What to work on
Restate the records below word for word, and omit the images they hold.

Records shown
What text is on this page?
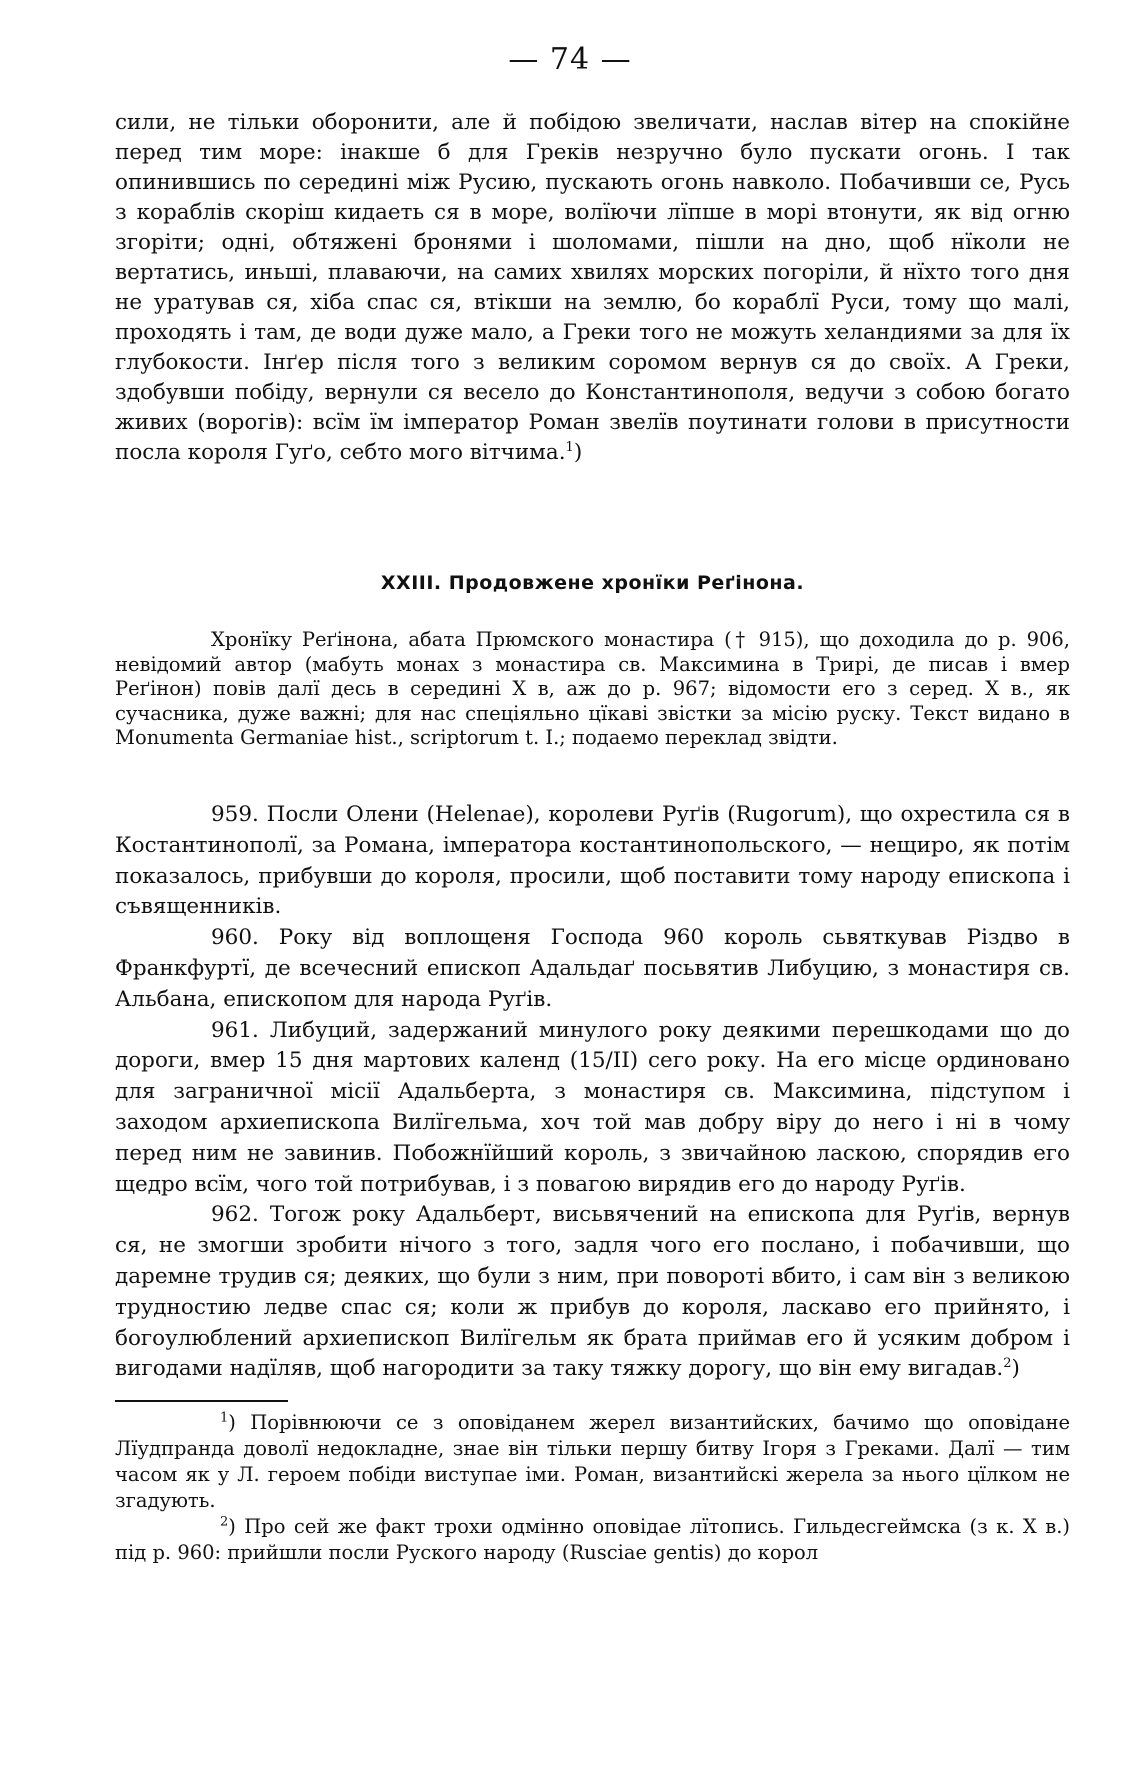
— 74 —

сили, не тільки оборонити, але й побідою звеличати, наслав вітер на спокійне перед тим море: інакше б для Греків незручно було пускати огонь. І так опинившись по середині між Русию, пускають огонь навколо. Побачивши се, Русь з кораблів скоріш кидаеть ся в море, волїючи лїпше в морі втонути, як від огню згоріти; одні, обтяжені бронями і шоломами, пішли на дно, щоб нїколи не вертатись, иньші, плаваючи, на самих хвилях морских погоріли, й нїхто того дня не уратував ся, хіба спас ся, втікши на землю, бо кораблї Руси, тому що малі, проходять і там, де води дуже мало, а Греки того не можуть хеландиями за для їх глубокости. Інґер після того з великим соромом вернув ся до своїх. А Греки, здобувши побіду, вернули ся весело до Константинополя, ведучи з собою богато живих (ворогів): всїм їм імператор Роман звелїв поутинати голови в присутности посла короля Гуґо, себто мого вітчима.$^1$)

XXIII. Продовжене хронїки Реґінона.

Хронїку Реґінона, абата Прюмского монастира († 915), що доходила до р. 906, невідомий автор (мабуть монах з монастира св. Максимина в Трирі, де писав і вмер Реґінон) повів далї десь в середині Х в, аж до р. 967; відомости его з серед. Х в., як сучасника, дуже важні; для нас спеціяльно цїкаві звістки за місію руску. Текст видано в Monumenta Germaniae hist., scriptorum t. I.; подаемо переклад звідти.

959. Посли Олени (Helenae), королеви Руґів (Rugorum), що охрестила ся в Костантинополї, за Романа, імператора костантинопольского, — нещиро, як потім показалось, прибувши до короля, просили, щоб поставити тому народу епископа і съвященників.

960. Року від воплощеня Господа 960 король сьвяткував Різдво в Франкфуртї, де всечесний епископ Адальдаґ посьвятив Либуцию, з монастиря св. Альбана, епископом для народа Руґів.

961. Либуций, задержаний минулого року деякими перешкодами що до дороги, вмер 15 дня мартових календ (15/II) сего року. На его місце ординовано для заграничної місії Адальберта, з монастиря св. Максимина, підступом і заходом архиепископа Вилїгельма, хоч той мав добру віру до него і ні в чому перед ним не завинив. Побожнїйший король, з звичайною ласкою, спорядив его щедро всїм, чого той потрибував, і з повагою вирядив его до народу Руґів.

962. Тогож року Адальберт, висьвячений на епископа для Руґів, вернув ся, не змогши зробити нічого з того, задля чого его послано, і побачивши, що даремне трудив ся; деяких, що були з ним, при повороті вбито, і сам він з великою трудностию ледве спас ся; коли ж прибув до короля, ласкаво его прийнято, і богоулюблений архиепископ Вилїгельм як брата приймав его й усяким добром і вигодами надїляв, щоб нагородити за таку тяжку дорогу, що він ему вигадав.$^2$)

$^1$) Порівнюючи се з оповіданем жерел византийских, бачимо що оповідане Лїудпранда доволї недокладне, знае він тільки першу битву Ігоря з Греками. Далї — тим часом як у Л. героем побіди виступае іми. Роман, византийскі жерела за нього цїлком не згадують.

$^2$) Про сей же факт трохи одмінно оповідае лїтопись. Гильдесгеймска (з к. Х в.) під р. 960: прийшли посли Руского народу (Rusciae gentis) до корол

Final answer
What text is on this page?
— 74 —

сили, не тільки оборонити, але й побідою звеличати, наслав вітер на спокійне перед тим море: інакше б для Греків незручно було пускати огонь. І так опинившись по середині між Русию, пускають огонь навколо. Побачивши се, Русь з кораблів скоріш кидаеть ся в море, волїючи лїпше в морі втонути, як від огню згоріти; одні, обтяжені бронями і шоломами, пішли на дно, щоб нїколи не вертатись, иньші, плаваючи, на самих хвилях морских погоріли, й нїхто того дня не уратував ся, хіба спас ся, втікши на землю, бо кораблї Руси, тому що малі, проходять і там, де води дуже мало, а Греки того не можуть хеландиями за для їх глубокости. Інґер після того з великим соромом вернув ся до своїх. А Греки, здобувши побіду, вернули ся весело до Константинополя, ведучи з собою богато живих (ворогів): всїм їм імператор Роман звелїв поутинати голови в присутности посла короля Гуґо, себто мого вітчима.$^1$)

XXIII. Продовжене хронїки Реґінона.

Хронїку Реґінона, абата Прюмского монастира († 915), що доходила до р. 906, невідомий автор (мабуть монах з монастира св. Максимина в Трирі, де писав і вмер Реґінон) повів далї десь в середині Х в, аж до р. 967; відомости его з серед. Х в., як сучасника, дуже важні; для нас спеціяльно цїкаві звістки за місію руску. Текст видано в Monumenta Germaniae hist., scriptorum t. I.; подаемо переклад звідти.

959. Посли Олени (Helenae), королеви Руґів (Rugorum), що охрестила ся в Костантинополї, за Романа, імператора костантинопольского, — нещиро, як потім показалось, прибувши до короля, просили, щоб поставити тому народу епископа і съвященників.

960. Року від воплощеня Господа 960 король сьвяткував Різдво в Франкфуртї, де всечесний епископ Адальдаґ посьвятив Либуцию, з монастиря св. Альбана, епископом для народа Руґів.

961. Либуций, задержаний минулого року деякими перешкодами що до дороги, вмер 15 дня мартових календ (15/II) сего року. На его місце ординовано для заграничної місії Адальберта, з монастиря св. Максимина, підступом і заходом архиепископа Вилїгельма, хоч той мав добру віру до него і ні в чому перед ним не завинив. Побожнїйший король, з звичайною ласкою, спорядив его щедро всїм, чого той потрибував, і з повагою вирядив его до народу Руґів.

962. Тогож року Адальберт, висьвячений на епископа для Руґів, вернув ся, не змогши зробити нічого з того, задля чого его послано, і побачивши, що даремне трудив ся; деяких, що були з ним, при повороті вбито, і сам він з великою трудностию ледве спас ся; коли ж прибув до короля, ласкаво его прийнято, і богоулюблений архиепископ Вилїгельм як брата приймав его й усяким добром і вигодами надїляв, щоб нагородити за таку тяжку дорогу, що він ему вигадав.$^2$)

$^1$) Порівнюючи се з оповіданем жерел византийских, бачимо що оповідане Лїудпранда доволї недокладне, знае він тільки першу битву Ігоря з Греками. Далї — тим часом як у Л. героем побіди виступае іми. Роман, византийскі жерела за нього цїлком не згадують.

$^2$) Про сей же факт трохи одмінно оповідае лїтопись. Гильдесгеймска (з к. Х в.) під р. 960: прийшли посли Руского народу (Rusciae gentis) до корол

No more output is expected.